**MATERIAL SHOWN**:
=-=-=

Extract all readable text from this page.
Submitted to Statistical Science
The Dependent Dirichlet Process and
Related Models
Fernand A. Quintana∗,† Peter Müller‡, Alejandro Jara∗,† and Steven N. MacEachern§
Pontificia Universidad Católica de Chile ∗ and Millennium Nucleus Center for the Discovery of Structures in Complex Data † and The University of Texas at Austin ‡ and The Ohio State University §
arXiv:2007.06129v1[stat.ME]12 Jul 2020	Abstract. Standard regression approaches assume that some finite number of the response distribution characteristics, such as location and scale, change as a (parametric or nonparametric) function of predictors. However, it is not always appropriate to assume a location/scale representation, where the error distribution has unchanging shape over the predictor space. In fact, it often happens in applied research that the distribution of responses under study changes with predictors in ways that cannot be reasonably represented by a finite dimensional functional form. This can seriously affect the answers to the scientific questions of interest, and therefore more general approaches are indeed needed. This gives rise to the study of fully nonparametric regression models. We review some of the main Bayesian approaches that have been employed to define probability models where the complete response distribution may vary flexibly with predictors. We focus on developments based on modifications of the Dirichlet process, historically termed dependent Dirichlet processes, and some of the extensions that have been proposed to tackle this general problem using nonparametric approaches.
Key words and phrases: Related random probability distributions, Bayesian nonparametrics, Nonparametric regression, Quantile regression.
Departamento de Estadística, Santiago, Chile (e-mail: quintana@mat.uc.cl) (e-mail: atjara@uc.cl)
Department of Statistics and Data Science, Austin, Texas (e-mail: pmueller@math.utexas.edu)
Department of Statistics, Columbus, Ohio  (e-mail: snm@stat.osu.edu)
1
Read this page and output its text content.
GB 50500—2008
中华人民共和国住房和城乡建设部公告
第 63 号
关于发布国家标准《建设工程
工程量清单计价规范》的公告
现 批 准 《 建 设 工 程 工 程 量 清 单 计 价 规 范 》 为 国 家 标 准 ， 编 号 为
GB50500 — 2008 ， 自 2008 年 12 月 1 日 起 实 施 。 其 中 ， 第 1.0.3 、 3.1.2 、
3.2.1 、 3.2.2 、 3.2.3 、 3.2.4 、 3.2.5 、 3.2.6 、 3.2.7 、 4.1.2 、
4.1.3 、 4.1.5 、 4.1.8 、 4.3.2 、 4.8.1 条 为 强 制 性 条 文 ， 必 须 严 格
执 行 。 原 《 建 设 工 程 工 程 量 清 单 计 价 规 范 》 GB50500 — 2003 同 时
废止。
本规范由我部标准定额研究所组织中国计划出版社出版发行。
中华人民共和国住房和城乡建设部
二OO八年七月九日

=-=-=

**WHAT NEEDS TO BE DONE**: Identify lines with the string "page". Copy each one.

**TASK SOLUTION**:
Extract all readable text from this page.
Read this page and output its text content.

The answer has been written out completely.